**Goal:**
Give the entries again, word for word.

**Data in this exercise:**
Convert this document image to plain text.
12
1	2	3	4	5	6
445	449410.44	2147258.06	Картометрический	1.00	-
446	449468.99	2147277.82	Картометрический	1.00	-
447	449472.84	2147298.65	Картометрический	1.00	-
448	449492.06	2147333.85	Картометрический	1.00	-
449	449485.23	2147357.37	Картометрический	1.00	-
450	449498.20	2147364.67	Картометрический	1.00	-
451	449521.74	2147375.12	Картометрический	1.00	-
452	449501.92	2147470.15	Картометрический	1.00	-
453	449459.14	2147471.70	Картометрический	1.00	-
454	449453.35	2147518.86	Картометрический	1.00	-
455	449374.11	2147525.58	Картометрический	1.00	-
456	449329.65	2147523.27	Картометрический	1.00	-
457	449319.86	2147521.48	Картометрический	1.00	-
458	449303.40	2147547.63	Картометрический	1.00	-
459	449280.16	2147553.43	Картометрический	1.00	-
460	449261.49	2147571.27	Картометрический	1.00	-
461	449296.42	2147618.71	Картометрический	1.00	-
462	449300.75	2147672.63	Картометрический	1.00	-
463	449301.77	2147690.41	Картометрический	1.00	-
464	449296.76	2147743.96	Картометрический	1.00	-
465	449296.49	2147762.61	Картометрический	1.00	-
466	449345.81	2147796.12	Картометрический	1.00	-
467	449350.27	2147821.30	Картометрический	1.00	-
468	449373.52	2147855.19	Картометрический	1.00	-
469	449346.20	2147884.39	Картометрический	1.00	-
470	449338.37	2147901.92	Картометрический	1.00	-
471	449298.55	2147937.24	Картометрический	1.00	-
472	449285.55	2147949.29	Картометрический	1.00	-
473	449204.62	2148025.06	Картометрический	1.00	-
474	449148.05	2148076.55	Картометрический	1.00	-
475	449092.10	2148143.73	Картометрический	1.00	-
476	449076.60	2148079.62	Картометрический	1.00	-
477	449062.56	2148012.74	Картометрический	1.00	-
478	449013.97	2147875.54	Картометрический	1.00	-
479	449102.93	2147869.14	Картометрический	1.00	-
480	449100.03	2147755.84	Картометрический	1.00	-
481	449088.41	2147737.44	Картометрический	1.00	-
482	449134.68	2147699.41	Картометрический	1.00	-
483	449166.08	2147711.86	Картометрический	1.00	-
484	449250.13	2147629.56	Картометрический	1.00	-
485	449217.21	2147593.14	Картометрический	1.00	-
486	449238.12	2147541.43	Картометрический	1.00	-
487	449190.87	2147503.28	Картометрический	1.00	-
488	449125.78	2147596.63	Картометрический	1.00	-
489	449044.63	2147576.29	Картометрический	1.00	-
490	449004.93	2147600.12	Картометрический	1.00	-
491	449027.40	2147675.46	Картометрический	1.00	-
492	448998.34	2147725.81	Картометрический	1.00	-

**Solution to this exercise:**
Convert this document image to plain text.
12
1	2	3	4	5	6
445	449410.44	2147258.06	Картометрический	1.00	-
446	449468.99	2147277.82	Картометрический	1.00	-
447	449472.84	2147298.65	Картометрический	1.00	-
448	449492.06	2147333.85	Картометрический	1.00	-
449	449485.23	2147357.37	Картометрический	1.00	-
450	449498.20	2147364.67	Картометрический	1.00	-
451	449521.74	2147375.12	Картометрический	1.00	-
452	449501.92	2147470.15	Картометрический	1.00	-
453	449459.14	2147471.70	Картометрический	1.00	-
454	449453.35	2147518.86	Картометрический	1.00	-
455	449374.11	2147525.58	Картометрический	1.00	-
456	449329.65	2147523.27	Картометрический	1.00	-
457	449319.86	2147521.48	Картометрический	1.00	-
458	449303.40	2147547.63	Картометрический	1.00	-
459	449280.16	2147553.43	Картометрический	1.00	-
460	449261.49	2147571.27	Картометрический	1.00	-
461	449296.42	2147618.71	Картометрический	1.00	-
462	449300.75	2147672.63	Картометрический	1.00	-
463	449301.77	2147690.41	Картометрический	1.00	-
464	449296.76	2147743.96	Картометрический	1.00	-
465	449296.49	2147762.61	Картометрический	1.00	-
466	449345.81	2147796.12	Картометрический	1.00	-
467	449350.27	2147821.30	Картометрический	1.00	-
468	449373.52	2147855.19	Картометрический	1.00	-
469	449346.20	2147884.39	Картометрический	1.00	-
470	449338.37	2147901.92	Картометрический	1.00	-
471	449298.55	2147937.24	Картометрический	1.00	-
472	449285.55	2147949.29	Картометрический	1.00	-
473	449204.62	2148025.06	Картометрический	1.00	-
474	449148.05	2148076.55	Картометрический	1.00	-
475	449092.10	2148143.73	Картометрический	1.00	-
476	449076.60	2148079.62	Картометрический	1.00	-
477	449062.56	2148012.74	Картометрический	1.00	-
478	449013.97	2147875.54	Картометрический	1.00	-
479	449102.93	2147869.14	Картометрический	1.00	-
480	449100.03	2147755.84	Картометрический	1.00	-
481	449088.41	2147737.44	Картометрический	1.00	-
482	449134.68	2147699.41	Картометрический	1.00	-
483	449166.08	2147711.86	Картометрический	1.00	-
484	449250.13	2147629.56	Картометрический	1.00	-
485	449217.21	2147593.14	Картометрический	1.00	-
486	449238.12	2147541.43	Картометрический	1.00	-
487	449190.87	2147503.28	Картометрический	1.00	-
488	449125.78	2147596.63	Картометрический	1.00	-
489	449044.63	2147576.29	Картометрический	1.00	-
490	449004.93	2147600.12	Картометрический	1.00	-
491	449027.40	2147675.46	Картометрический	1.00	-
492	448998.34	2147725.81	Картометрический	1.00	-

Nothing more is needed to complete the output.